Using the abstract on endothelial microparticles and physical activity in adults with obesity, state yes or no for whether each statement agrees with it, and quote the words that decide each answer: (a) The study included 50 participants. (b) Standing time was associated with a lower expression of E-selectin. (c) The cytokines were measured with multi-color flow cytometry.

Provided passage:
Content starts
Association between endothelial microparticles and objectively measured physical activity in adults with obesity

Abstract

BackgroundCardiovascular disease (CVD) is a serious global public health concern that often originates from endothelial dysfunction. Microparticles (MPs) can reflect alterations in tissue or cell function phenotype and responsiveness under various physiological and pathological conditions. MPs derived from endothelial cells may serve as potential biomarkers for CVD. We investigated the association between endothelial-derived MPs (EMPs) and objectively measured physical activity (PA) in adults with obesity and their potential correlation with inflammatory and cardiometabolic biomarkers. MethodsThis cross-sectional study included 50 participants, whose daily movement behaviors were evaluated using activPAL™, which measures moderate-to-vigorous intensity PA (MVPA), light PA (LPA), and standing time. The MP sub-populations were separated from platelet-poor plasma, incubated with multiple antibodies, and analyzed using multi-color flow cytometry. Cytokines, interleukin [IL]−1β, IL-8, E-selectin, P-selectin, and intercellular adhesion molecules [ICAMs], were measured using a customized Luminex® assay kit. Pearson’s correlation coefficients were used to examine associations. ResultsMVPA was associated with lower expressions of ICAM and E-selectin in EMPs, whereas standing time was associated with a higher expression of E-selectin. A positive association exists between leukocyte-derived MP percentage and P-selectin levels in EMPs and E-selectin levels in the plasma. In addition, higher plasma P-selectin level was associated with higher P- and E-selectin levels in EMPs, as was higher inflammation (IL-1β and IL-8). ConclusionThe MPs were negatively associated with MVPA and positively associated with standing time in the participants with obesity. These results underscore the importance of promoting PA interventions, especially at moderate-to-vigorous intensities. Further longitudinal and interventional studies are warranted to elucidate the dynamic interplay among PA, MPs, and endothelial function.
Content ends
Information supplied:
Content starts
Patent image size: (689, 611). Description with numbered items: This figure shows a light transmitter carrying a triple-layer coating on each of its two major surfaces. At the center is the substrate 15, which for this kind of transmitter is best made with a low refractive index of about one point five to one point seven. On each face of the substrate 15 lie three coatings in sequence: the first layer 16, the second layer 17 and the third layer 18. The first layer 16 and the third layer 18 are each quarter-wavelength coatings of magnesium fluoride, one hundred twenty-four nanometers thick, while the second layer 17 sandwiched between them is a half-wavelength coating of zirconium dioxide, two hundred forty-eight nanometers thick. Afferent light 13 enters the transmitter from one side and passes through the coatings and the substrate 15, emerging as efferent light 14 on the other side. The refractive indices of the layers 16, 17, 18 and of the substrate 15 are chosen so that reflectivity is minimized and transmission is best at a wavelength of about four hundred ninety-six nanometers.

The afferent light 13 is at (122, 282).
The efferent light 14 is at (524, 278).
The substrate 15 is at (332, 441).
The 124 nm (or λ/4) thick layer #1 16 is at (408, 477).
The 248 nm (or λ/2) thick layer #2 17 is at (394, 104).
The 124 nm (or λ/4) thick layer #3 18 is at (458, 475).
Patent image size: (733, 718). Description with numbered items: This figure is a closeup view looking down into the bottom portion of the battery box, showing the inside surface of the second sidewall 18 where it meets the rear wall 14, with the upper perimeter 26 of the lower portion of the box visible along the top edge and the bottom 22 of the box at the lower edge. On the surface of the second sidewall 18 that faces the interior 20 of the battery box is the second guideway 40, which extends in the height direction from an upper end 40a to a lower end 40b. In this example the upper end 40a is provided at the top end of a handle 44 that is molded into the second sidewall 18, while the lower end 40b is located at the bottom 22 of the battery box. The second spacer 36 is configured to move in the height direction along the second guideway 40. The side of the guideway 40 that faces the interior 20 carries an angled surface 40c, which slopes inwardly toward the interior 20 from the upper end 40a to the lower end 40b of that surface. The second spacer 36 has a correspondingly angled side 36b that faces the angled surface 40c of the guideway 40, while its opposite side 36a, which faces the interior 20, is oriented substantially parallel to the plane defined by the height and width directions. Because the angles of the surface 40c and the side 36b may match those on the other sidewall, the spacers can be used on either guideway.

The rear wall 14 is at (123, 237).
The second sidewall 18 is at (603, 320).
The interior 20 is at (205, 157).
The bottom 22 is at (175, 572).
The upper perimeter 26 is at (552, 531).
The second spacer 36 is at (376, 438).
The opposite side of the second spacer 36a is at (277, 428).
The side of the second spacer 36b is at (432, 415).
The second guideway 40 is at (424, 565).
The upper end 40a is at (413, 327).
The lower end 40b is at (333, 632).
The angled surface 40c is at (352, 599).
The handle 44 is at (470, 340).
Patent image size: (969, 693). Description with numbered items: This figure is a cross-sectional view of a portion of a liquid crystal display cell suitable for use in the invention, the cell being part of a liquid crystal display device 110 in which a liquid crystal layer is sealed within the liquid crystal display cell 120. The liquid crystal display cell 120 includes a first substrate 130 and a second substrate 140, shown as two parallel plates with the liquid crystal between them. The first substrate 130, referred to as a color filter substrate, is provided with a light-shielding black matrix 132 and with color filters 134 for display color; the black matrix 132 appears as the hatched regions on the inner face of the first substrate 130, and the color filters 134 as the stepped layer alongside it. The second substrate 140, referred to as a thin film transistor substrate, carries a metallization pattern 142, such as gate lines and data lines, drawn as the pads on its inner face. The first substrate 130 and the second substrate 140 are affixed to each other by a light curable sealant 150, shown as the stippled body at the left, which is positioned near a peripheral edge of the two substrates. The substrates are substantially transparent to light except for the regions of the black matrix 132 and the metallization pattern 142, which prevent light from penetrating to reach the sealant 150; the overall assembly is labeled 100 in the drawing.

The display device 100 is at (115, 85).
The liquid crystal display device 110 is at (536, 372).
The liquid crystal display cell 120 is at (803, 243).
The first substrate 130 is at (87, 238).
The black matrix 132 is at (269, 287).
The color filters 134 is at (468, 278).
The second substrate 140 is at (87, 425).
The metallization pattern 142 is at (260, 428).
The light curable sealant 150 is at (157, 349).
Content ends
Expected answer:
(a) Yes: "This cross-sectional study included 50 participants"
(b) No: "standing time was associated with a higher expression of E-selectin"
(c) No: "were measured using a customized Luminex® assay kit"